■ **Task prompt**:
Your task is to write out every line of the data exactly. Drop the pictures.

Figure collection entries:

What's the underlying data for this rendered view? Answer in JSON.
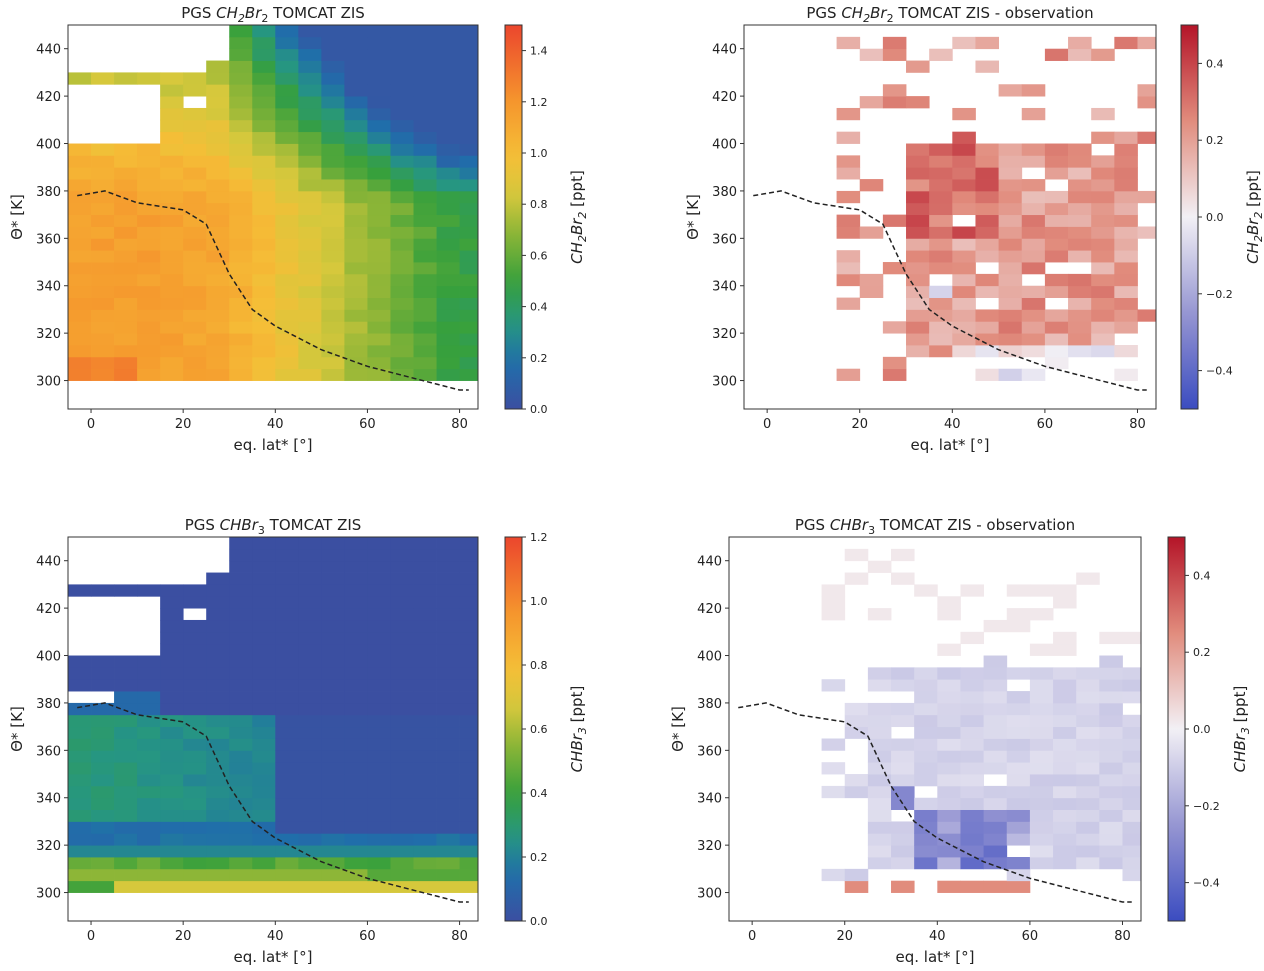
{
  "figure": {
    "panels": [
      {
        "title_prefix": "PGS ",
        "title_species": "CH2Br2",
        "title_suffix": " TOMCAT ZIS",
        "xlabel": "eq. lat* [°]",
        "ylabel": "Θ* [K]",
        "cb_label_species": "CH2Br2",
        "cb_label_unit": " [ppt]",
        "cb_ticks": [
          "0.0",
          "0.2",
          "0.4",
          "0.6",
          "0.8",
          "1.0",
          "1.2",
          "1.4"
        ]
      },
      {
        "title_prefix": "PGS ",
        "title_species": "CH2Br2",
        "title_suffix": " TOMCAT ZIS - observation",
        "xlabel": "eq. lat* [°]",
        "ylabel": "Θ* [K]",
        "cb_label_species": "CH2Br2",
        "cb_label_unit": " [ppt]",
        "cb_ticks": [
          "−0.4",
          "−0.2",
          "0.0",
          "0.2",
          "0.4"
        ]
      },
      {
        "title_prefix": "PGS ",
        "title_species": "CHBr3",
        "title_suffix": " TOMCAT ZIS",
        "xlabel": "eq. lat* [°]",
        "ylabel": "Θ* [K]",
        "cb_label_species": "CHBr3",
        "cb_label_unit": " [ppt]",
        "cb_ticks": [
          "0.0",
          "0.2",
          "0.4",
          "0.6",
          "0.8",
          "1.0",
          "1.2"
        ]
      },
      {
        "title_prefix": "PGS ",
        "title_species": "CHBr3",
        "title_suffix": " TOMCAT ZIS - observation",
        "xlabel": "eq. lat* [°]",
        "ylabel": "Θ* [K]",
        "cb_label_species": "CHBr3",
        "cb_label_unit": " [ppt]",
        "cb_ticks": [
          "−0.4",
          "−0.2",
          "0.0",
          "0.2",
          "0.4"
        ]
      }
    ]
  },
  "chart_data": [
    {
      "type": "heatmap",
      "title": "PGS CH2Br2 TOMCAT ZIS",
      "xlabel": "eq. lat* [°]",
      "ylabel": "Θ* [K]",
      "xlim": [
        -5,
        84
      ],
      "ylim": [
        288,
        450
      ],
      "xticks": [
        0,
        20,
        40,
        60,
        80
      ],
      "yticks": [
        300,
        320,
        340,
        360,
        380,
        400,
        420,
        440
      ],
      "colorbar": {
        "label": "CH2Br2 [ppt]",
        "range": [
          0.0,
          1.5
        ],
        "colormap": "blue-green-yellow-orange-red"
      },
      "grid_step": {
        "lat": 5,
        "theta": 5
      },
      "pattern": "values ~1.0-1.3 ppt below 380 K and equatorward of 30°, decreasing with latitude and altitude to ~0.1 ppt at 440 K near 80°; blank above 400 K at low latitudes",
      "cells": {
        "lat_min": -5,
        "lat_max": 85,
        "theta_min": 300,
        "theta_max": 450
      },
      "dashed_line": {
        "x": [
          -3,
          3,
          10,
          20,
          25,
          30,
          35,
          40,
          50,
          60,
          70,
          80,
          82
        ],
        "y": [
          378,
          380,
          375,
          372,
          366,
          345,
          330,
          323,
          313,
          306,
          301,
          296,
          296
        ]
      }
    },
    {
      "type": "heatmap",
      "title": "PGS CH2Br2 TOMCAT ZIS - observation",
      "xlabel": "eq. lat* [°]",
      "ylabel": "Θ* [K]",
      "xlim": [
        -5,
        84
      ],
      "ylim": [
        288,
        450
      ],
      "xticks": [
        0,
        20,
        40,
        60,
        80
      ],
      "yticks": [
        300,
        320,
        340,
        360,
        380,
        400,
        420,
        440
      ],
      "colorbar": {
        "label": "CH2Br2 [ppt]",
        "range": [
          -0.5,
          0.5
        ],
        "colormap": "diverging blue-white-red"
      },
      "pattern": "mostly positive differences 0.1-0.35 ppt between 20° and 80°, 310-420 K; sparse cells elsewhere",
      "dashed_line": {
        "x": [
          -3,
          3,
          10,
          20,
          25,
          30,
          35,
          40,
          50,
          60,
          70,
          80,
          82
        ],
        "y": [
          378,
          380,
          375,
          372,
          366,
          345,
          330,
          323,
          313,
          306,
          301,
          296,
          296
        ]
      }
    },
    {
      "type": "heatmap",
      "title": "PGS CHBr3 TOMCAT ZIS",
      "xlabel": "eq. lat* [°]",
      "ylabel": "Θ* [K]",
      "xlim": [
        -5,
        84
      ],
      "ylim": [
        288,
        450
      ],
      "xticks": [
        0,
        20,
        40,
        60,
        80
      ],
      "yticks": [
        300,
        320,
        340,
        360,
        380,
        400,
        420,
        440
      ],
      "colorbar": {
        "label": "CHBr3 [ppt]",
        "range": [
          0.0,
          1.2
        ],
        "colormap": "blue-green-yellow-orange-red"
      },
      "pattern": "values ~0.5-0.8 ppt at 300-315 K, ~0.1-0.3 ppt 320-370 K at low latitudes, near 0 elsewhere",
      "dashed_line": {
        "x": [
          -3,
          3,
          10,
          20,
          25,
          30,
          35,
          40,
          50,
          60,
          70,
          80,
          82
        ],
        "y": [
          378,
          380,
          375,
          372,
          366,
          345,
          330,
          323,
          313,
          306,
          301,
          296,
          296
        ]
      }
    },
    {
      "type": "heatmap",
      "title": "PGS CHBr3 TOMCAT ZIS - observation",
      "xlabel": "eq. lat* [°]",
      "ylabel": "Θ* [K]",
      "xlim": [
        -5,
        84
      ],
      "ylim": [
        288,
        450
      ],
      "xticks": [
        0,
        20,
        40,
        60,
        80
      ],
      "yticks": [
        300,
        320,
        340,
        360,
        380,
        400,
        420,
        440
      ],
      "colorbar": {
        "label": "CHBr3 [ppt]",
        "range": [
          -0.5,
          0.5
        ],
        "colormap": "diverging blue-white-red"
      },
      "pattern": "mostly small negative differences (-0.05 to -0.15 ppt), stronger (-0.3 to -0.4 ppt) near 35-60° and 310-330 K; a few positive cells near 300-305 K",
      "dashed_line": {
        "x": [
          -3,
          3,
          10,
          20,
          25,
          30,
          35,
          40,
          50,
          60,
          70,
          80,
          82
        ],
        "y": [
          378,
          380,
          375,
          372,
          366,
          345,
          330,
          323,
          313,
          306,
          301,
          296,
          296
        ]
      }
    }
  ]
}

■ **Written answer**:
What's the underlying data for this rendered view? Answer in JSON.
{
  "figure": {
    "panels": [
      {
        "title_prefix": "PGS ",
        "title_species": "CH2Br2",
        "title_suffix": " TOMCAT ZIS",
        "xlabel": "eq. lat* [°]",
        "ylabel": "Θ* [K]",
        "cb_label_species": "CH2Br2",
        "cb_label_unit": " [ppt]",
        "cb_ticks": [
          "0.0",
          "0.2",
          "0.4",
          "0.6",
          "0.8",
          "1.0",
          "1.2",
          "1.4"
        ]
      },
      {
        "title_prefix": "PGS ",
        "title_species": "CH2Br2",
        "title_suffix": " TOMCAT ZIS - observation",
        "xlabel": "eq. lat* [°]",
        "ylabel": "Θ* [K]",
        "cb_label_species": "CH2Br2",
        "cb_label_unit": " [ppt]",
        "cb_ticks": [
          "−0.4",
          "−0.2",
          "0.0",
          "0.2",
          "0.4"
        ]
      },
      {
        "title_prefix": "PGS ",
        "title_species": "CHBr3",
        "title_suffix": " TOMCAT ZIS",
        "xlabel": "eq. lat* [°]",
        "ylabel": "Θ* [K]",
        "cb_label_species": "CHBr3",
        "cb_label_unit": " [ppt]",
        "cb_ticks": [
          "0.0",
          "0.2",
          "0.4",
          "0.6",
          "0.8",
          "1.0",
          "1.2"
        ]
      },
      {
        "title_prefix": "PGS ",
        "title_species": "CHBr3",
        "title_suffix": " TOMCAT ZIS - observation",
        "xlabel": "eq. lat* [°]",
        "ylabel": "Θ* [K]",
        "cb_label_species": "CHBr3",
        "cb_label_unit": " [ppt]",
        "cb_ticks": [
          "−0.4",
          "−0.2",
          "0.0",
          "0.2",
          "0.4"
        ]
      }
    ]
  },
  "chart_data": [
    {
      "type": "heatmap",
      "title": "PGS CH2Br2 TOMCAT ZIS",
      "xlabel": "eq. lat* [°]",
      "ylabel": "Θ* [K]",
      "xlim": [
        -5,
        84
      ],
      "ylim": [
        288,
        450
      ],
      "xticks": [
        0,
        20,
        40,
        60,
        80
      ],
      "yticks": [
        300,
        320,
        340,
        360,
        380,
        400,
        420,
        440
      ],
      "colorbar": {
        "label": "CH2Br2 [ppt]",
        "range": [
          0.0,
          1.5
        ],
        "colormap": "blue-green-yellow-orange-red"
      },
      "grid_step": {
        "lat": 5,
        "theta": 5
      },
      "pattern": "values ~1.0-1.3 ppt below 380 K and equatorward of 30°, decreasing with latitude and altitude to ~0.1 ppt at 440 K near 80°; blank above 400 K at low latitudes",
      "cells": {
        "lat_min": -5,
        "lat_max": 85,
        "theta_min": 300,
        "theta_max": 450
      },
      "dashed_line": {
        "x": [
          -3,
          3,
          10,
          20,
          25,
          30,
          35,
          40,
          50,
          60,
          70,
          80,
          82
        ],
        "y": [
          378,
          380,
          375,
          372,
          366,
          345,
          330,
          323,
          313,
          306,
          301,
          296,
          296
        ]
      }
    },
    {
      "type": "heatmap",
      "title": "PGS CH2Br2 TOMCAT ZIS - observation",
      "xlabel": "eq. lat* [°]",
      "ylabel": "Θ* [K]",
      "xlim": [
        -5,
        84
      ],
      "ylim": [
        288,
        450
      ],
      "xticks": [
        0,
        20,
        40,
        60,
        80
      ],
      "yticks": [
        300,
        320,
        340,
        360,
        380,
        400,
        420,
        440
      ],
      "colorbar": {
        "label": "CH2Br2 [ppt]",
        "range": [
          -0.5,
          0.5
        ],
        "colormap": "diverging blue-white-red"
      },
      "pattern": "mostly positive differences 0.1-0.35 ppt between 20° and 80°, 310-420 K; sparse cells elsewhere",
      "dashed_line": {
        "x": [
          -3,
          3,
          10,
          20,
          25,
          30,
          35,
          40,
          50,
          60,
          70,
          80,
          82
        ],
        "y": [
          378,
          380,
          375,
          372,
          366,
          345,
          330,
          323,
          313,
          306,
          301,
          296,
          296
        ]
      }
    },
    {
      "type": "heatmap",
      "title": "PGS CHBr3 TOMCAT ZIS",
      "xlabel": "eq. lat* [°]",
      "ylabel": "Θ* [K]",
      "xlim": [
        -5,
        84
      ],
      "ylim": [
        288,
        450
      ],
      "xticks": [
        0,
        20,
        40,
        60,
        80
      ],
      "yticks": [
        300,
        320,
        340,
        360,
        380,
        400,
        420,
        440
      ],
      "colorbar": {
        "label": "CHBr3 [ppt]",
        "range": [
          0.0,
          1.2
        ],
        "colormap": "blue-green-yellow-orange-red"
      },
      "pattern": "values ~0.5-0.8 ppt at 300-315 K, ~0.1-0.3 ppt 320-370 K at low latitudes, near 0 elsewhere",
      "dashed_line": {
        "x": [
          -3,
          3,
          10,
          20,
          25,
          30,
          35,
          40,
          50,
          60,
          70,
          80,
          82
        ],
        "y": [
          378,
          380,
          375,
          372,
          366,
          345,
          330,
          323,
          313,
          306,
          301,
          296,
          296
        ]
      }
    },
    {
      "type": "heatmap",
      "title": "PGS CHBr3 TOMCAT ZIS - observation",
      "xlabel": "eq. lat* [°]",
      "ylabel": "Θ* [K]",
      "xlim": [
        -5,
        84
      ],
      "ylim": [
        288,
        450
      ],
      "xticks": [
        0,
        20,
        40,
        60,
        80
      ],
      "yticks": [
        300,
        320,
        340,
        360,
        380,
        400,
        420,
        440
      ],
      "colorbar": {
        "label": "CHBr3 [ppt]",
        "range": [
          -0.5,
          0.5
        ],
        "colormap": "diverging blue-white-red"
      },
      "pattern": "mostly small negative differences (-0.05 to -0.15 ppt), stronger (-0.3 to -0.4 ppt) near 35-60° and 310-330 K; a few positive cells near 300-305 K",
      "dashed_line": {
        "x": [
          -3,
          3,
          10,
          20,
          25,
          30,
          35,
          40,
          50,
          60,
          70,
          80,
          82
        ],
        "y": [
          378,
          380,
          375,
          372,
          366,
          345,
          330,
          323,
          313,
          306,
          301,
          296,
          296
        ]
      }
    }
  ]
}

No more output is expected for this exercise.